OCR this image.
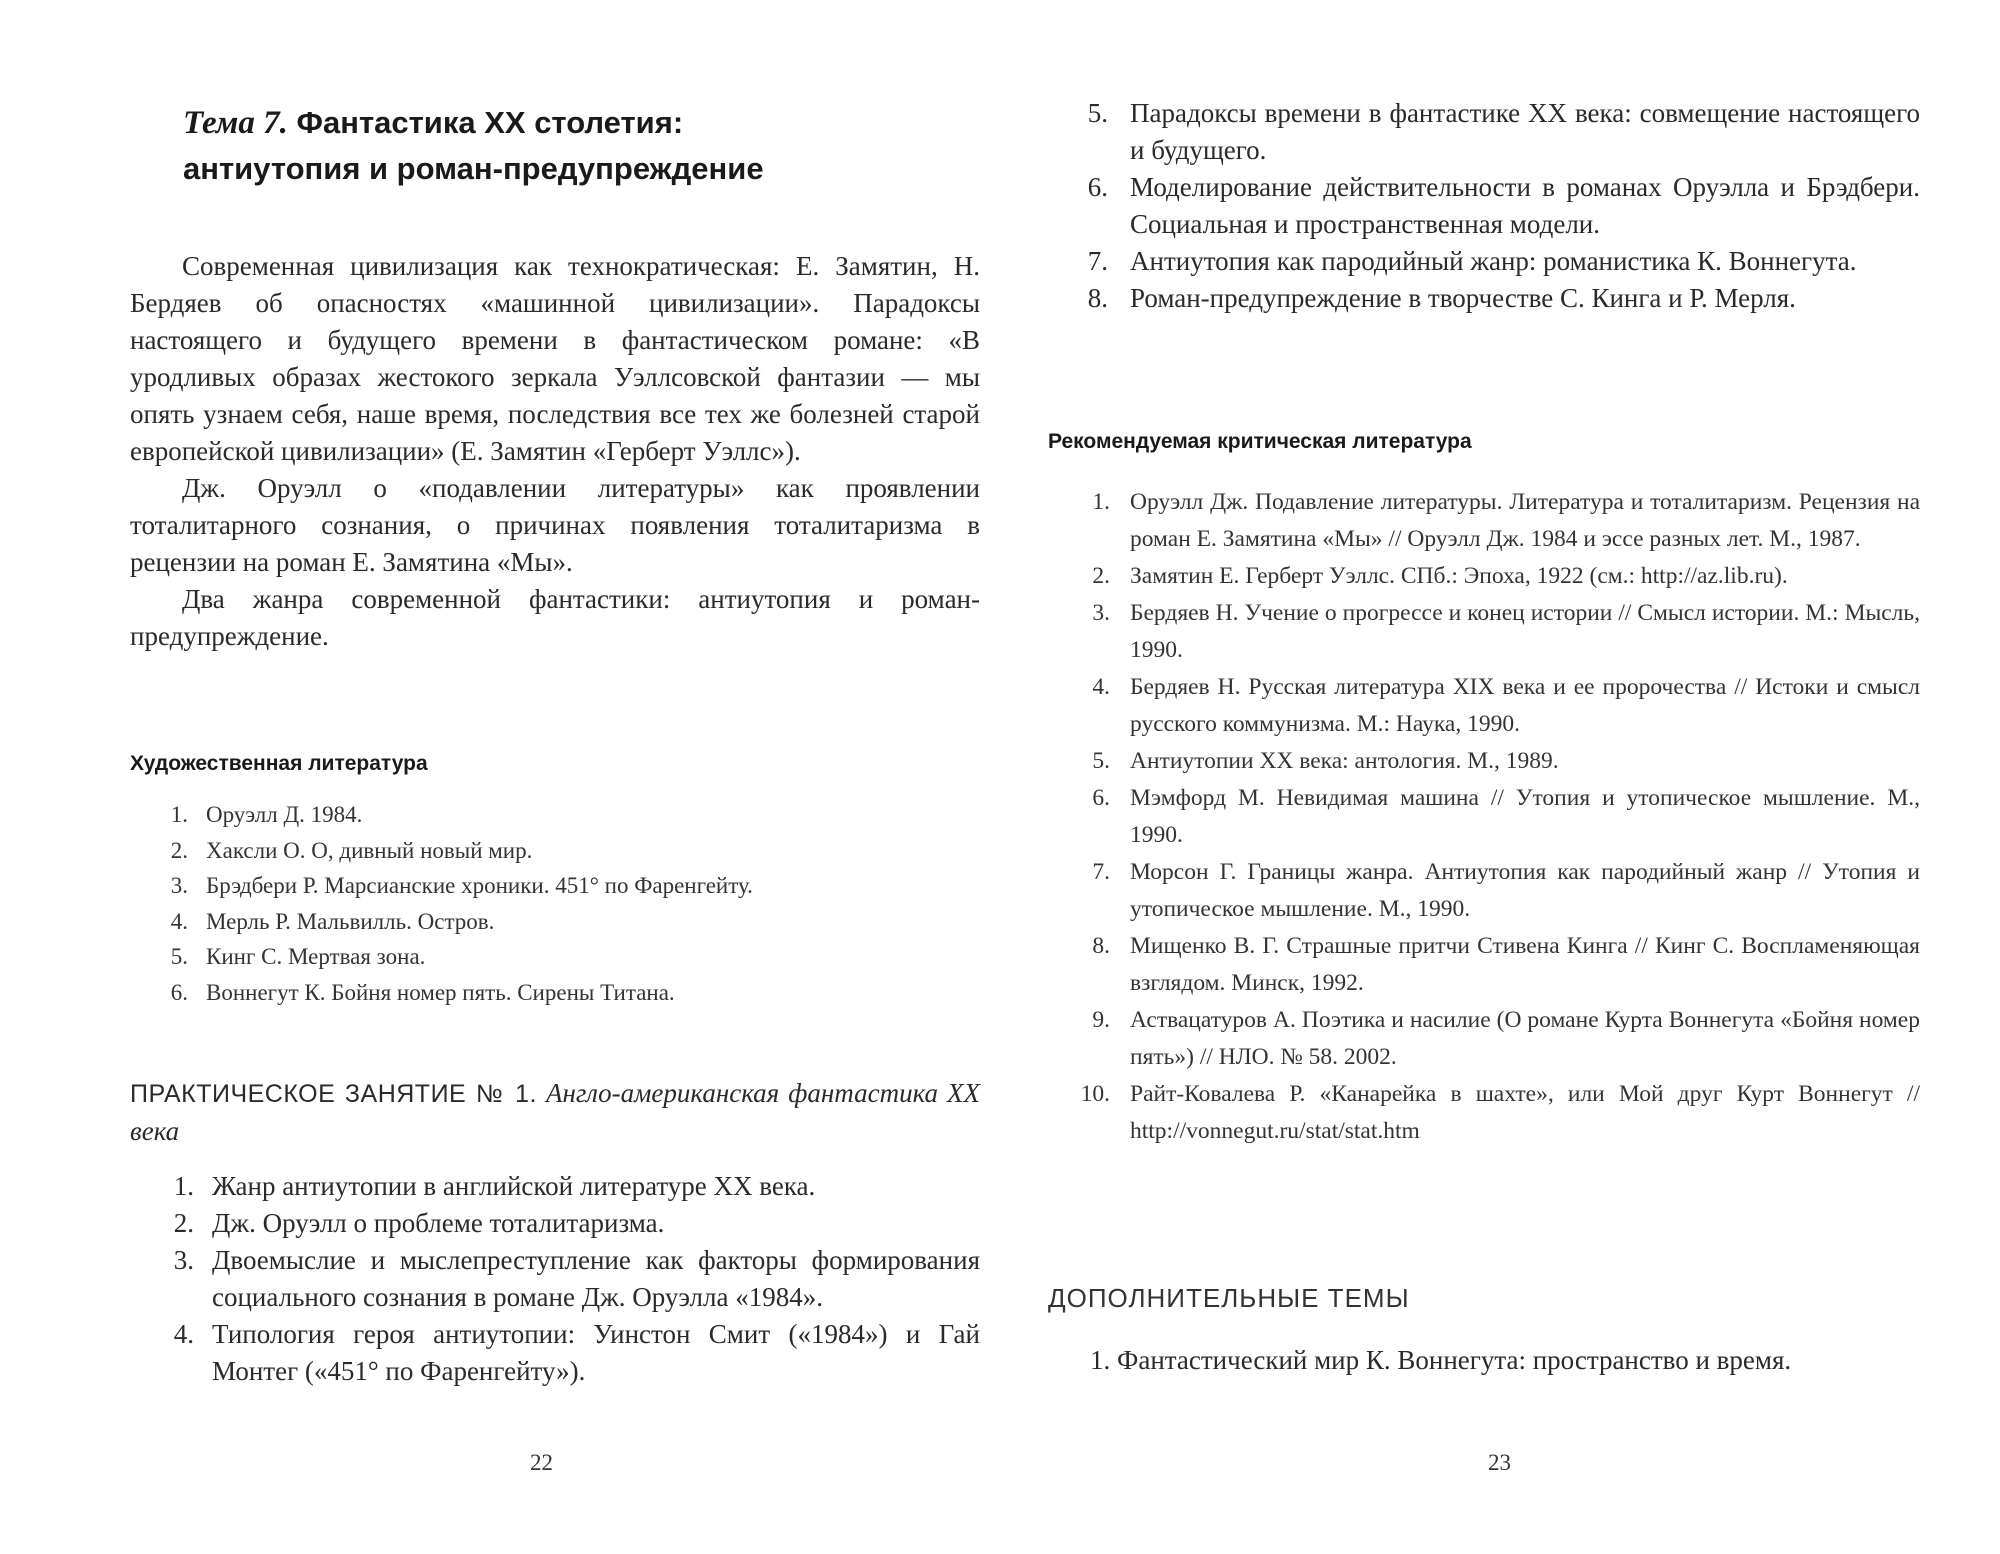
Тема 7. Фантастика XX столетия:
антиутопия и роман-предупреждение

Современная цивилизация как технократическая: Е. Замятин, Н. Бердяев об опасностях «машинной цивилизации». Парадоксы настоящего и будущего времени в фантастическом романе: «В уродливых образах жестокого зеркала Уэллсовской фантазии — мы опять узнаем себя, наше время, последствия все тех же болезней старой европейской цивилизации» (Е. Замятин «Герберт Уэллс»).

Дж. Оруэлл о «подавлении литературы» как проявлении тоталитарного сознания, о причинах появления тоталитаризма в рецензии на роман Е. Замятина «Мы».

Два жанра современной фантастики: антиутопия и роман-предупреждение.

Художественная литература
1. Оруэлл Д. 1984.
2. Хаксли О. О, дивный новый мир.
3. Брэдбери Р. Марсианские хроники. 451° по Фаренгейту.
4. Мерль Р. Мальвилль. Остров.
5. Кинг С. Мертвая зона.
6. Воннегут К. Бойня номер пять. Сирены Титана.
ПРАКТИЧЕСКОЕ ЗАНЯТИЕ № 1. Англо-американская фантастика XX века
1. Жанр антиутопии в английской литературе XX века.
2. Дж. Оруэлл о проблеме тоталитаризма.
3. Двоемыслие и мыслепреступление как факторы формирования социального сознания в романе Дж. Оруэлла «1984».
4. Типология героя антиутопии: Уинстон Смит («1984») и Гай Монтег («451° по Фаренгейту»).
22
5. Парадоксы времени в фантастике XX века: совмещение настоящего и будущего.
6. Моделирование действительности в романах Оруэлла и Брэдбери. Социальная и пространственная модели.
7. Антиутопия как пародийный жанр: романистика К. Воннегута.
8. Роман-предупреждение в творчестве С. Кинга и Р. Мерля.
Рекомендуемая критическая литература
1. Оруэлл Дж. Подавление литературы. Литература и тоталитаризм. Рецензия на роман Е. Замятина «Мы» // Оруэлл Дж. 1984 и эссе разных лет. М., 1987.
2. Замятин Е. Герберт Уэллс. СПб.: Эпоха, 1922 (см.: http://az.lib.ru).
3. Бердяев Н. Учение о прогрессе и конец истории // Смысл истории. М.: Мысль, 1990.
4. Бердяев Н. Русская литература XIX века и ее пророчества // Истоки и смысл русского коммунизма. М.: Наука, 1990.
5. Антиутопии XX века: антология. М., 1989.
6. Мэмфорд М. Невидимая машина // Утопия и утопическое мышление. М., 1990.
7. Морсон Г. Границы жанра. Антиутопия как пародийный жанр // Утопия и утопическое мышление. М., 1990.
8. Мищенко В. Г. Страшные притчи Стивена Кинга // Кинг С. Воспламеняющая взглядом. Минск, 1992.
9. Аствацатуров А. Поэтика и насилие (О романе Курта Воннегута «Бойня номер пять») // НЛО. № 58. 2002.
10. Райт-Ковалева Р. «Канарейка в шахте», или Мой друг Курт Воннегут // http://vonnegut.ru/stat/stat.htm
ДОПОЛНИТЕЛЬНЫЕ ТЕМЫ

1. Фантастический мир К. Воннегута: пространство и время.

23
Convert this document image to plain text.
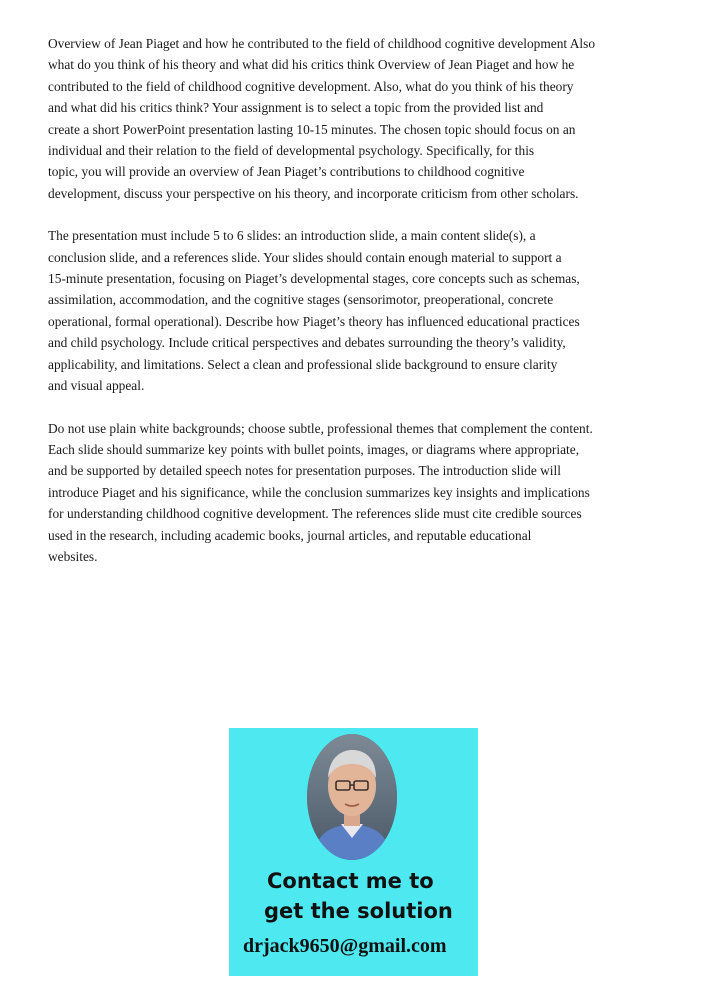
Overview of Jean Piaget and how he contributed to the field of childhood cognitive development Also
what do you think of his theory and what did his critics think Overview of Jean Piaget and how he
contributed to the field of childhood cognitive development. Also, what do you think of his theory
and what did his critics think? Your assignment is to select a topic from the provided list and
create a short PowerPoint presentation lasting 10-15 minutes. The chosen topic should focus on an
individual and their relation to the field of developmental psychology. Specifically, for this
topic, you will provide an overview of Jean Piaget’s contributions to childhood cognitive
development, discuss your perspective on his theory, and incorporate criticism from other scholars.
The presentation must include 5 to 6 slides: an introduction slide, a main content slide(s), a
conclusion slide, and a references slide. Your slides should contain enough material to support a
15-minute presentation, focusing on Piaget’s developmental stages, core concepts such as schemas,
assimilation, accommodation, and the cognitive stages (sensorimotor, preoperational, concrete
operational, formal operational). Describe how Piaget’s theory has influenced educational practices
and child psychology. Include critical perspectives and debates surrounding the theory’s validity,
applicability, and limitations. Select a clean and professional slide background to ensure clarity
and visual appeal.
Do not use plain white backgrounds; choose subtle, professional themes that complement the content.
Each slide should summarize key points with bullet points, images, or diagrams where appropriate,
and be supported by detailed speech notes for presentation purposes. The introduction slide will
introduce Piaget and his significance, while the conclusion summarizes key insights and implications
for understanding childhood cognitive development. The references slide must cite credible sources
used in the research, including academic books, journal articles, and reputable educational
websites.
Contact me to
get the solution
drjack9650@gmail.com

------------------------------------

WHAT TO DO =
Reproduce the data verbatim. Do not carry any picture into the copy.

RESPONSE TO THE EXERCISE =
OCR this image.
Тема 7. Фантастика XX столетия:
антиутопия и роман-предупреждение

Современная цивилизация как технократическая: Е. Замятин, Н. Бердяев об опасностях «машинной цивилизации». Парадоксы настоящего и будущего времени в фантастическом романе: «В уродливых образах жестокого зеркала Уэллсовской фантазии — мы опять узнаем себя, наше время, последствия все тех же болезней старой европейской цивилизации» (Е. Замятин «Герберт Уэллс»).

Дж. Оруэлл о «подавлении литературы» как проявлении тоталитарного сознания, о причинах появления тоталитаризма в рецензии на роман Е. Замятина «Мы».

Два жанра современной фантастики: антиутопия и роман-предупреждение.

Художественная литература
1. Оруэлл Д. 1984.
2. Хаксли О. О, дивный новый мир.
3. Брэдбери Р. Марсианские хроники. 451° по Фаренгейту.
4. Мерль Р. Мальвилль. Остров.
5. Кинг С. Мертвая зона.
6. Воннегут К. Бойня номер пять. Сирены Титана.
ПРАКТИЧЕСКОЕ ЗАНЯТИЕ № 1. Англо-американская фантастика XX века
1. Жанр антиутопии в английской литературе XX века.
2. Дж. Оруэлл о проблеме тоталитаризма.
3. Двоемыслие и мыслепреступление как факторы формирования социального сознания в романе Дж. Оруэлла «1984».
4. Типология героя антиутопии: Уинстон Смит («1984») и Гай Монтег («451° по Фаренгейту»).
22
5. Парадоксы времени в фантастике XX века: совмещение настоящего и будущего.
6. Моделирование действительности в романах Оруэлла и Брэдбери. Социальная и пространственная модели.
7. Антиутопия как пародийный жанр: романистика К. Воннегута.
8. Роман-предупреждение в творчестве С. Кинга и Р. Мерля.
Рекомендуемая критическая литература
1. Оруэлл Дж. Подавление литературы. Литература и тоталитаризм. Рецензия на роман Е. Замятина «Мы» // Оруэлл Дж. 1984 и эссе разных лет. М., 1987.
2. Замятин Е. Герберт Уэллс. СПб.: Эпоха, 1922 (см.: http://az.lib.ru).
3. Бердяев Н. Учение о прогрессе и конец истории // Смысл истории. М.: Мысль, 1990.
4. Бердяев Н. Русская литература XIX века и ее пророчества // Истоки и смысл русского коммунизма. М.: Наука, 1990.
5. Антиутопии XX века: антология. М., 1989.
6. Мэмфорд М. Невидимая машина // Утопия и утопическое мышление. М., 1990.
7. Морсон Г. Границы жанра. Антиутопия как пародийный жанр // Утопия и утопическое мышление. М., 1990.
8. Мищенко В. Г. Страшные притчи Стивена Кинга // Кинг С. Воспламеняющая взглядом. Минск, 1992.
9. Аствацатуров А. Поэтика и насилие (О романе Курта Воннегута «Бойня номер пять») // НЛО. № 58. 2002.
10. Райт-Ковалева Р. «Канарейка в шахте», или Мой друг Курт Воннегут // http://vonnegut.ru/stat/stat.htm
ДОПОЛНИТЕЛЬНЫЕ ТЕМЫ

1. Фантастический мир К. Воннегута: пространство и время.

23
Convert this document image to plain text.
Overview of Jean Piaget and how he contributed to the field of childhood cognitive development Also
what do you think of his theory and what did his critics think Overview of Jean Piaget and how he
contributed to the field of childhood cognitive development. Also, what do you think of his theory
and what did his critics think? Your assignment is to select a topic from the provided list and
create a short PowerPoint presentation lasting 10-15 minutes. The chosen topic should focus on an
individual and their relation to the field of developmental psychology. Specifically, for this
topic, you will provide an overview of Jean Piaget’s contributions to childhood cognitive
development, discuss your perspective on his theory, and incorporate criticism from other scholars.
The presentation must include 5 to 6 slides: an introduction slide, a main content slide(s), a
conclusion slide, and a references slide. Your slides should contain enough material to support a
15-minute presentation, focusing on Piaget’s developmental stages, core concepts such as schemas,
assimilation, accommodation, and the cognitive stages (sensorimotor, preoperational, concrete
operational, formal operational). Describe how Piaget’s theory has influenced educational practices
and child psychology. Include critical perspectives and debates surrounding the theory’s validity,
applicability, and limitations. Select a clean and professional slide background to ensure clarity
and visual appeal.
Do not use plain white backgrounds; choose subtle, professional themes that complement the content.
Each slide should summarize key points with bullet points, images, or diagrams where appropriate,
and be supported by detailed speech notes for presentation purposes. The introduction slide will
introduce Piaget and his significance, while the conclusion summarizes key insights and implications
for understanding childhood cognitive development. The references slide must cite credible sources
used in the research, including academic books, journal articles, and reputable educational
websites.
Contact me to
get the solution
drjack9650@gmail.com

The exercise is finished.